_YOUR INSTRUCTIONS_:
Filter the material, keeping only lines with the word "underlying".

^^^^^^^^^^^^^^^^

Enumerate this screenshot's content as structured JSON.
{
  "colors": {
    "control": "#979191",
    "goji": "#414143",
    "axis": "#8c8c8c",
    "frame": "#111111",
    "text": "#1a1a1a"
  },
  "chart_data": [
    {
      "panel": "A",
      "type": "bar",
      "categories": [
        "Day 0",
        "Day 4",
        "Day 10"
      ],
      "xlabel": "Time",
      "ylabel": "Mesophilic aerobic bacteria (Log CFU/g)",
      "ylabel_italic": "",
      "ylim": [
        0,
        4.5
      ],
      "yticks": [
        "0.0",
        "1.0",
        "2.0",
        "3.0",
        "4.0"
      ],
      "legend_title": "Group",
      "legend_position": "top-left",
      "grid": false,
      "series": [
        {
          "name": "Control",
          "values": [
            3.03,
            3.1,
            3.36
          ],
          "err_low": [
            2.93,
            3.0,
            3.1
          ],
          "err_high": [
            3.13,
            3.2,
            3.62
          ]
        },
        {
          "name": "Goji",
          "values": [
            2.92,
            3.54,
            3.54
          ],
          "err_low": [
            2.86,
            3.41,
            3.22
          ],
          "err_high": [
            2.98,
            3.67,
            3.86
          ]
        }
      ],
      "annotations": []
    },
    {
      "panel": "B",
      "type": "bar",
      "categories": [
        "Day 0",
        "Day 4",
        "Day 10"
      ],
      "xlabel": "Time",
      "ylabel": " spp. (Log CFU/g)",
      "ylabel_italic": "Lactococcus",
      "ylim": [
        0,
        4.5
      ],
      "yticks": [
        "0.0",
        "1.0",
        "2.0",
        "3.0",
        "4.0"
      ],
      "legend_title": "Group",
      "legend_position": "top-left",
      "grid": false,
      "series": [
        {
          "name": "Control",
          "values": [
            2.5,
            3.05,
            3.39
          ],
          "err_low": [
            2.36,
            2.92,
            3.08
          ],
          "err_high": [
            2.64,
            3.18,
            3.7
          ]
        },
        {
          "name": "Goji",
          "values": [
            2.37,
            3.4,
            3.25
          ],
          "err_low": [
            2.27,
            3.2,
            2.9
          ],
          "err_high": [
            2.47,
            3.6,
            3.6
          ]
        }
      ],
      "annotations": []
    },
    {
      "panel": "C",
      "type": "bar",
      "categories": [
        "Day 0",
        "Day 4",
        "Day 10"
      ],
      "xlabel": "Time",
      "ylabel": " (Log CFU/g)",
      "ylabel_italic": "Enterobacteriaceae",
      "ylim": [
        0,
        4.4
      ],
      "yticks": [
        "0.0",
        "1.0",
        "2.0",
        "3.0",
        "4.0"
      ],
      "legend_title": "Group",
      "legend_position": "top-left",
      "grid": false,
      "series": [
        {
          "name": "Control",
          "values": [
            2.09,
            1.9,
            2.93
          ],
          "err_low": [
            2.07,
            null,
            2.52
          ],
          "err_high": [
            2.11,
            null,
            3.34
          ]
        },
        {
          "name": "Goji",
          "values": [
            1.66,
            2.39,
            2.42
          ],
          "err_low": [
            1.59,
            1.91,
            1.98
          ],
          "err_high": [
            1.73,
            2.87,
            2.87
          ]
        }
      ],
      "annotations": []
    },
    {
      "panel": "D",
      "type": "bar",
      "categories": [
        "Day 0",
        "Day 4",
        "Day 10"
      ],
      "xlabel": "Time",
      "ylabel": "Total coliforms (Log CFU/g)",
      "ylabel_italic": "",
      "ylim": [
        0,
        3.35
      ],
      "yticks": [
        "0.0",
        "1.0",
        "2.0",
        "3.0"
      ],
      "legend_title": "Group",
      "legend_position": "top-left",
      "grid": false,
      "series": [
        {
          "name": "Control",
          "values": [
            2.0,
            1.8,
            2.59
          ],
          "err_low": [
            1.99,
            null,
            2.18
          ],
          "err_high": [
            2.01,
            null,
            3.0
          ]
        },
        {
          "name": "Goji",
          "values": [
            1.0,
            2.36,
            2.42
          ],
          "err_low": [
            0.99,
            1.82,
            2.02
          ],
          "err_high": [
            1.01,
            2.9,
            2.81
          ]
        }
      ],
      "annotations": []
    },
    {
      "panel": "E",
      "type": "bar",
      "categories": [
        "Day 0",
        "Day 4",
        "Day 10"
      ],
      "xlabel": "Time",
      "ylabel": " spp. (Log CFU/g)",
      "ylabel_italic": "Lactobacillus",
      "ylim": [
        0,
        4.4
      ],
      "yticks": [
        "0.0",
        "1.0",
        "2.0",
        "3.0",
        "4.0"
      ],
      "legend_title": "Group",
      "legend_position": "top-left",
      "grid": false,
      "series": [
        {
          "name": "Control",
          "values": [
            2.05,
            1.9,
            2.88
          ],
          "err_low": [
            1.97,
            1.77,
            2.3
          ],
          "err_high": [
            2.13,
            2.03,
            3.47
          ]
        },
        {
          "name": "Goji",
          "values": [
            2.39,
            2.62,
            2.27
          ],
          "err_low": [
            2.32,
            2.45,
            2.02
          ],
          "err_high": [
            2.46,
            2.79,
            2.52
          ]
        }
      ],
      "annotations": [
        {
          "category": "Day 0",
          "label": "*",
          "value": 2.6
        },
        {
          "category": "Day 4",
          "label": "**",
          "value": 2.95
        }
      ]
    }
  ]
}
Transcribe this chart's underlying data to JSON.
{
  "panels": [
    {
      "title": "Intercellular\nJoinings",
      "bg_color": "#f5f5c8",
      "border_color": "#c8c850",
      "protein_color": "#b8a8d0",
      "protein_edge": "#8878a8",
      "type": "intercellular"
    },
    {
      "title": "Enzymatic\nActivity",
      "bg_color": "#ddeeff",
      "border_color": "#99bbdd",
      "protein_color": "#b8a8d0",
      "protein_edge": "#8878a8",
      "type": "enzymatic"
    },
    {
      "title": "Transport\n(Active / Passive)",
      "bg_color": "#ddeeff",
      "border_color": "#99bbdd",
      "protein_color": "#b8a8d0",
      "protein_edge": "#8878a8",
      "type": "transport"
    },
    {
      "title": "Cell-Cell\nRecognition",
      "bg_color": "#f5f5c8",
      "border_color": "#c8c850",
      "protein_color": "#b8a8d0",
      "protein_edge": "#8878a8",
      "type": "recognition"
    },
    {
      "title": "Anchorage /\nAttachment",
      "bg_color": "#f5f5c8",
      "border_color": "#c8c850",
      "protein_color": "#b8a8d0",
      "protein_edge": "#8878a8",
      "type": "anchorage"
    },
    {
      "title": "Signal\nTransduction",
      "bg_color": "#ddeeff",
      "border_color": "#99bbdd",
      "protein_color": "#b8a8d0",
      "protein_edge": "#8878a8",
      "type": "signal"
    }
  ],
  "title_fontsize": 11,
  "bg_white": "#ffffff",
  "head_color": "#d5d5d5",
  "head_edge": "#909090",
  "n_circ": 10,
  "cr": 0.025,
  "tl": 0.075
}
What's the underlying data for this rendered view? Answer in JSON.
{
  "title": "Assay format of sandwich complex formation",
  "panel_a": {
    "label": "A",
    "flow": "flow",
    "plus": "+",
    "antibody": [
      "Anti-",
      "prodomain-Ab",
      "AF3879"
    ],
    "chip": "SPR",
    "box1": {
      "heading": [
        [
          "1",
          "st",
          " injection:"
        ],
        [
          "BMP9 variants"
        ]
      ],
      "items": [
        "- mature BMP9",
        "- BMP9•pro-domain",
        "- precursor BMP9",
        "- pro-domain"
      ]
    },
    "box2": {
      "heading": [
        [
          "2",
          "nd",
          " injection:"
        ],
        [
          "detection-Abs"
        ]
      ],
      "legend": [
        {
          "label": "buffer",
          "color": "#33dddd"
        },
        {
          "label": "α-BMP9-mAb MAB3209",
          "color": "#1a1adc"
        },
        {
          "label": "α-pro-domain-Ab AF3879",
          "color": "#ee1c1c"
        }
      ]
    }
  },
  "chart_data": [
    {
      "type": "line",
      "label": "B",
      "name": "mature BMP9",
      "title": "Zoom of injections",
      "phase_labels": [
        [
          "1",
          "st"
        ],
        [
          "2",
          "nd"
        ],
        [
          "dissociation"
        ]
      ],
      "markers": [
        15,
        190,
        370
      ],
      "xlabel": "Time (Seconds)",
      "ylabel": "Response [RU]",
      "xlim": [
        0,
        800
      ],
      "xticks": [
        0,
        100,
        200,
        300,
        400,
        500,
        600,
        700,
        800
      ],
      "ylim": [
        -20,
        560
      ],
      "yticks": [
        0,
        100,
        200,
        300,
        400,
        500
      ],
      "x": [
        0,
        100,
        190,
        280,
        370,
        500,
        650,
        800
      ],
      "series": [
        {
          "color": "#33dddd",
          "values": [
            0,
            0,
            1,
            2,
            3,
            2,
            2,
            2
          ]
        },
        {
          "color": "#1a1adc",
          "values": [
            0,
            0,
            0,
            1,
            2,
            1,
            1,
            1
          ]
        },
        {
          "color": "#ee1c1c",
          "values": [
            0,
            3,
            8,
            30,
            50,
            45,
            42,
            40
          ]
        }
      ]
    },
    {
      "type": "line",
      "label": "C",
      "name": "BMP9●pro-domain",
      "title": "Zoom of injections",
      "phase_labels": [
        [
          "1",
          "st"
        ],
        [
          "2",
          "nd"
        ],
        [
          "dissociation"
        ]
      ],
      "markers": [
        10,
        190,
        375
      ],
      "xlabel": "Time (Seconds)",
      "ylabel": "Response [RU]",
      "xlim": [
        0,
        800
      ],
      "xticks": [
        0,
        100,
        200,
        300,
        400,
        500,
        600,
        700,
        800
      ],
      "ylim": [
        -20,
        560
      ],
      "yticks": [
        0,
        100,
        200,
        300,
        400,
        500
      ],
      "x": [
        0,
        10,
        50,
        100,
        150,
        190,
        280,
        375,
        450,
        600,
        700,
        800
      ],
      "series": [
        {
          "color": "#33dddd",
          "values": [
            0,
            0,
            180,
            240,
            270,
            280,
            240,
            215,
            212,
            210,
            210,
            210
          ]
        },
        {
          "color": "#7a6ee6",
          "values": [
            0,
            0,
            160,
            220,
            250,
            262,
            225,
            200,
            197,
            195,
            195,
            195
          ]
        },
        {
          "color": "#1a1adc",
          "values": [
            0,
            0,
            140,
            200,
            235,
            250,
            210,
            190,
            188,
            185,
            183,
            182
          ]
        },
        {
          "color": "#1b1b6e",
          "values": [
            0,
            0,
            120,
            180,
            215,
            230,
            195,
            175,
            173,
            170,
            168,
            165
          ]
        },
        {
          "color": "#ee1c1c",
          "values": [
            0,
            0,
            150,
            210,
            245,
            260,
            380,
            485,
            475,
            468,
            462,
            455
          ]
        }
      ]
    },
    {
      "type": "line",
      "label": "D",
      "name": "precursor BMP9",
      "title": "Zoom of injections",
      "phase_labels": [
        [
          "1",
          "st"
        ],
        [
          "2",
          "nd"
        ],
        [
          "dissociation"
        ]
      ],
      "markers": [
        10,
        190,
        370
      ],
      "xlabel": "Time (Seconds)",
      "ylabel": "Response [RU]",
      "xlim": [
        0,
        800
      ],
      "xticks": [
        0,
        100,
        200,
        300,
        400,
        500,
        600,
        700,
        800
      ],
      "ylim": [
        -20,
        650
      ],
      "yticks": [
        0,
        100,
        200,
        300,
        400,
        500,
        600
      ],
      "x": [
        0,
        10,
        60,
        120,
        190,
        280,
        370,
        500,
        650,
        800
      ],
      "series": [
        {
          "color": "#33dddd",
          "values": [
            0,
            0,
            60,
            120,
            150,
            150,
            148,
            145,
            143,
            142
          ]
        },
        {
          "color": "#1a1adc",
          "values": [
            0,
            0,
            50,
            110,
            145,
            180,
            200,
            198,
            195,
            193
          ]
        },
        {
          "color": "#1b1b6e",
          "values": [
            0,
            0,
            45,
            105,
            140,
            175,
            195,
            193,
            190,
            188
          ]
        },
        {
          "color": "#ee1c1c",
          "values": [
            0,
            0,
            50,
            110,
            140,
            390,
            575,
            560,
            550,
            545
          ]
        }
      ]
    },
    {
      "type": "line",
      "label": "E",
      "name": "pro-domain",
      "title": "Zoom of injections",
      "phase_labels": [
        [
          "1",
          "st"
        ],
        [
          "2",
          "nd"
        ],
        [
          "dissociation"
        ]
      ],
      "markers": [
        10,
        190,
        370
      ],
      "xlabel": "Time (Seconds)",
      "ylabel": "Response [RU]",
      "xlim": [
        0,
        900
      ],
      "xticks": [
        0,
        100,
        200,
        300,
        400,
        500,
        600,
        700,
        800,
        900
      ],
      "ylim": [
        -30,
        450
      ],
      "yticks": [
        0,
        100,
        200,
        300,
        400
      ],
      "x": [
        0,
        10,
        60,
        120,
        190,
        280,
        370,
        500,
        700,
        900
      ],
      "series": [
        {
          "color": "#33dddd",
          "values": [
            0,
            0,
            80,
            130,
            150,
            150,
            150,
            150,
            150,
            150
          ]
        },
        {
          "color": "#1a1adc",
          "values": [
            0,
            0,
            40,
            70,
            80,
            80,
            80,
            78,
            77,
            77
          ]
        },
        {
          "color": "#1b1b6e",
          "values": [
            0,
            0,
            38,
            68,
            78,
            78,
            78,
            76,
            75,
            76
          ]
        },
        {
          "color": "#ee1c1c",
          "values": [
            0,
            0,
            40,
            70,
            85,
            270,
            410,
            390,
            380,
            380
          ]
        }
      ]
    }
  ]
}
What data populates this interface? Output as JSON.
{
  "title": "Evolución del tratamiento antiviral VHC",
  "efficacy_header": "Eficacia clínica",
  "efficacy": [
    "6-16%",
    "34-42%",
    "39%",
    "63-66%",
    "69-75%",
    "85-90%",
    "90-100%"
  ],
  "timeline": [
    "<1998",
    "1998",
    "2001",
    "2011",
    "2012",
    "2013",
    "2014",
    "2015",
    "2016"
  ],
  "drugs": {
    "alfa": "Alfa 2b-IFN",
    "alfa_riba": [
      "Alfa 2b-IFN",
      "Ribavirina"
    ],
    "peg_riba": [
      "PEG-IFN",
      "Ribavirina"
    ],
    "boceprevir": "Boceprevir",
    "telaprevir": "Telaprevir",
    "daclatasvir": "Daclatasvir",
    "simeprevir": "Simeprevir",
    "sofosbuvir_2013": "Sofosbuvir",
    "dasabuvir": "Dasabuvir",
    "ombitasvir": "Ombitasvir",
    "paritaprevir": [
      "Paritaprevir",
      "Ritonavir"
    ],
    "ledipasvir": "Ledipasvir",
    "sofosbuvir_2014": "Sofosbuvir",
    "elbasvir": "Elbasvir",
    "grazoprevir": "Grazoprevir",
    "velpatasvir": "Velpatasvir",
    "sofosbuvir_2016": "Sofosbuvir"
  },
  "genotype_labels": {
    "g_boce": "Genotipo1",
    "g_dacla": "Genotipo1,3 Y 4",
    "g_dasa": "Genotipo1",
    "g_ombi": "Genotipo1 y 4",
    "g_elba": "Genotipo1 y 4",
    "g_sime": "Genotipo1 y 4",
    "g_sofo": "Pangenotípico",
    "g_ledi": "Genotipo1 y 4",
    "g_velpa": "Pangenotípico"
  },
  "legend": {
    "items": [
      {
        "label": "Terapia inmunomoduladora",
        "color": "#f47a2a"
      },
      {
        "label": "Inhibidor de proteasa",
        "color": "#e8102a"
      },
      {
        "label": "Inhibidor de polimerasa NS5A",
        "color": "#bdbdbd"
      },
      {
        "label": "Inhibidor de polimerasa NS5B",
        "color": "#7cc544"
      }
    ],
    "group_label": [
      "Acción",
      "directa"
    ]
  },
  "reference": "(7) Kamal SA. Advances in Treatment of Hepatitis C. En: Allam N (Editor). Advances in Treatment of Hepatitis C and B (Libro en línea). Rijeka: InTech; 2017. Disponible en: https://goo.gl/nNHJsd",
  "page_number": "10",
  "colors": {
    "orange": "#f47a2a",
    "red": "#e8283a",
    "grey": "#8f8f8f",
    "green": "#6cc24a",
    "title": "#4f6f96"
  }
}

^^^^^^^^^^^^^^^^

_ANSWER BELOW_:
Transcribe this chart's underlying data to JSON.
What's the underlying data for this rendered view? Answer in JSON.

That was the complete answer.